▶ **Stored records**
○ ○ ○ ○ ○ ○ ○

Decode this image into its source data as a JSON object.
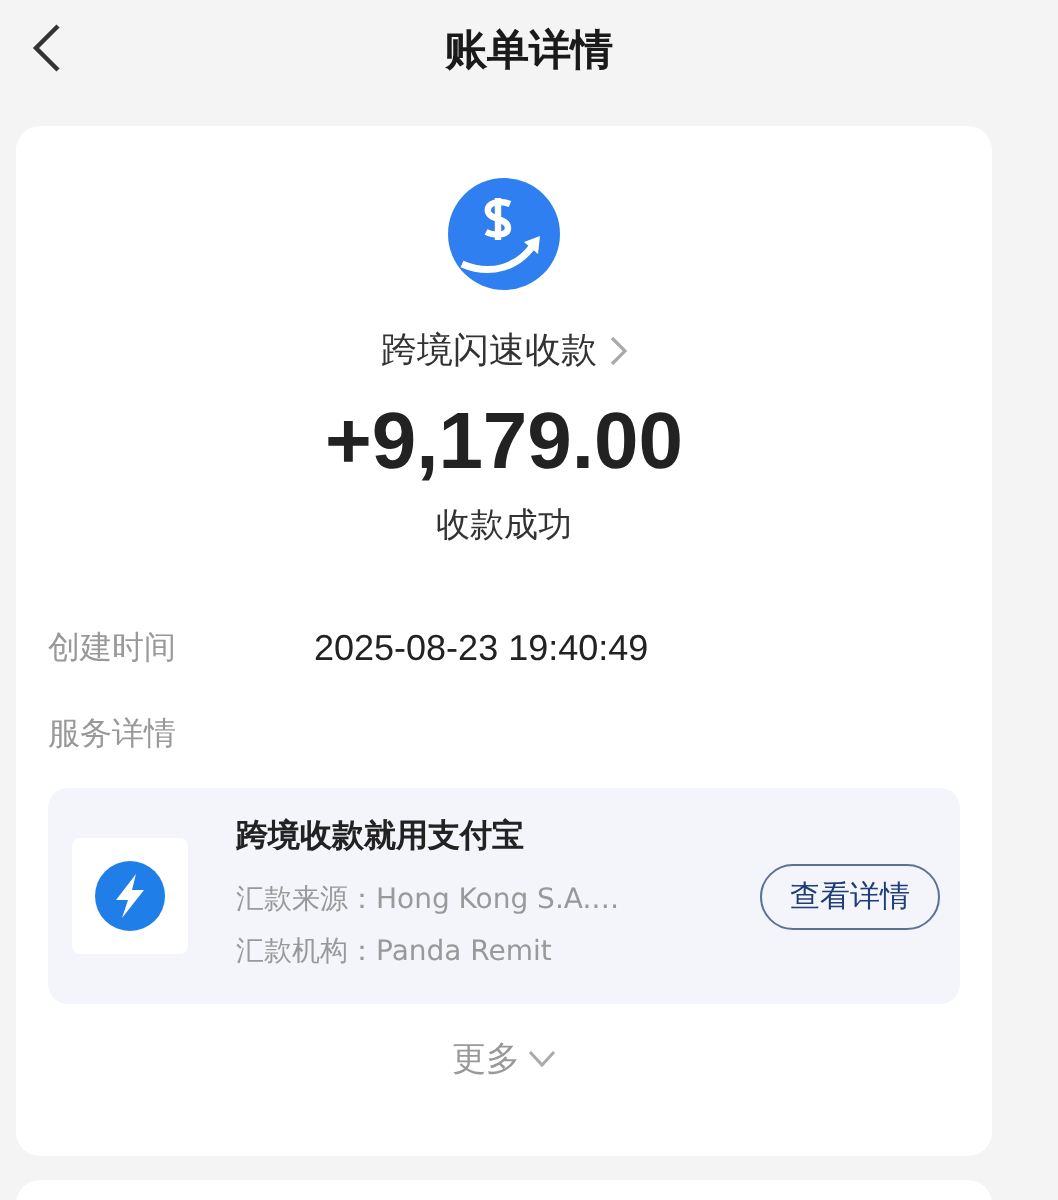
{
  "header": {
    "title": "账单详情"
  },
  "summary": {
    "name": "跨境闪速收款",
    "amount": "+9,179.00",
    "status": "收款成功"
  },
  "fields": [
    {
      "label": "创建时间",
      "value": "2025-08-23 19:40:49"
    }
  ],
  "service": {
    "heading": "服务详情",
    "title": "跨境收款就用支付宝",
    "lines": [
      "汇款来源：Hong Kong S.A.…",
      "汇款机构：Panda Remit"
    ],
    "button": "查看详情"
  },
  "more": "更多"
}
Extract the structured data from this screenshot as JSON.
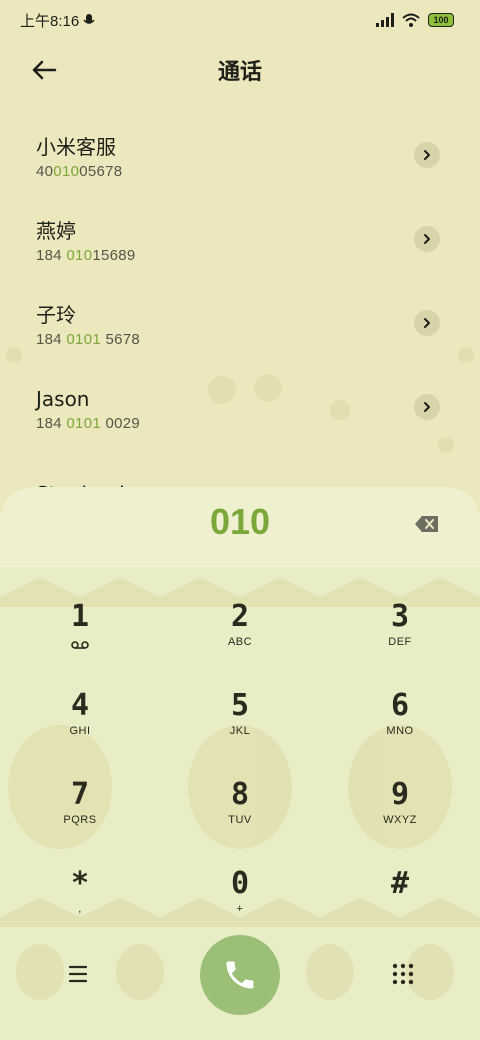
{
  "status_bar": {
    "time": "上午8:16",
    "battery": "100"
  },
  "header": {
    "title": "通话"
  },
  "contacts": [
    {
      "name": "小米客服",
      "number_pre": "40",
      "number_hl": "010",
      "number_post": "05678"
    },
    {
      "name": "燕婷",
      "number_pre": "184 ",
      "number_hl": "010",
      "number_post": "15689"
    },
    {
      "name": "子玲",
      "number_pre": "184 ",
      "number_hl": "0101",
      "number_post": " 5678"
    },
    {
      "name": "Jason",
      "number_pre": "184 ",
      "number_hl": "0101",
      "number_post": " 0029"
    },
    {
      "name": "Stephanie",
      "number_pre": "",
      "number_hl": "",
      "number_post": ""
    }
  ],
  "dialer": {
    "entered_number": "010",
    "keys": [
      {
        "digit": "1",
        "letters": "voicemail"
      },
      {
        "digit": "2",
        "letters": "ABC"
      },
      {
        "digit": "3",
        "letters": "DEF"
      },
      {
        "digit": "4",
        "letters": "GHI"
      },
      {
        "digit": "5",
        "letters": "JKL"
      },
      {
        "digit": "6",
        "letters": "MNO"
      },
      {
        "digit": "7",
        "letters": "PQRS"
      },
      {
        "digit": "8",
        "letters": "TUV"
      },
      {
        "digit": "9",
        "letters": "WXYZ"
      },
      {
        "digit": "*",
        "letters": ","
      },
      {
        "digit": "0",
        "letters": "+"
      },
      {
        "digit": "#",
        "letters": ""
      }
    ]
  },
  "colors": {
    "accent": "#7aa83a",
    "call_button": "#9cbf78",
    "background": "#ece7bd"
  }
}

○ ○ ○ ○ ○ ○ ○

▶ **Short problem**
No pictures belong in the copy; quote exactly the lines from the line containing "Extract the structured" through the final line of the material, both ends included.

▶ **Final result**
Extract the structured data from this screenshot as JSON.
{
  "status_bar": {
    "time": "上午8:16",
    "battery": "100"
  },
  "header": {
    "title": "通话"
  },
  "contacts": [
    {
      "name": "小米客服",
      "number_pre": "40",
      "number_hl": "010",
      "number_post": "05678"
    },
    {
      "name": "燕婷",
      "number_pre": "184 ",
      "number_hl": "010",
      "number_post": "15689"
    },
    {
      "name": "子玲",
      "number_pre": "184 ",
      "number_hl": "0101",
      "number_post": " 5678"
    },
    {
      "name": "Jason",
      "number_pre": "184 ",
      "number_hl": "0101",
      "number_post": " 0029"
    },
    {
      "name": "Stephanie",
      "number_pre": "",
      "number_hl": "",
      "number_post": ""
    }
  ],
  "dialer": {
    "entered_number": "010",
    "keys": [
      {
        "digit": "1",
        "letters": "voicemail"
      },
      {
        "digit": "2",
        "letters": "ABC"
      },
      {
        "digit": "3",
        "letters": "DEF"
      },
      {
        "digit": "4",
        "letters": "GHI"
      },
      {
        "digit": "5",
        "letters": "JKL"
      },
      {
        "digit": "6",
        "letters": "MNO"
      },
      {
        "digit": "7",
        "letters": "PQRS"
      },
      {
        "digit": "8",
        "letters": "TUV"
      },
      {
        "digit": "9",
        "letters": "WXYZ"
      },
      {
        "digit": "*",
        "letters": ","
      },
      {
        "digit": "0",
        "letters": "+"
      },
      {
        "digit": "#",
        "letters": ""
      }
    ]
  },
  "colors": {
    "accent": "#7aa83a",
    "call_button": "#9cbf78",
    "background": "#ece7bd"
  }
}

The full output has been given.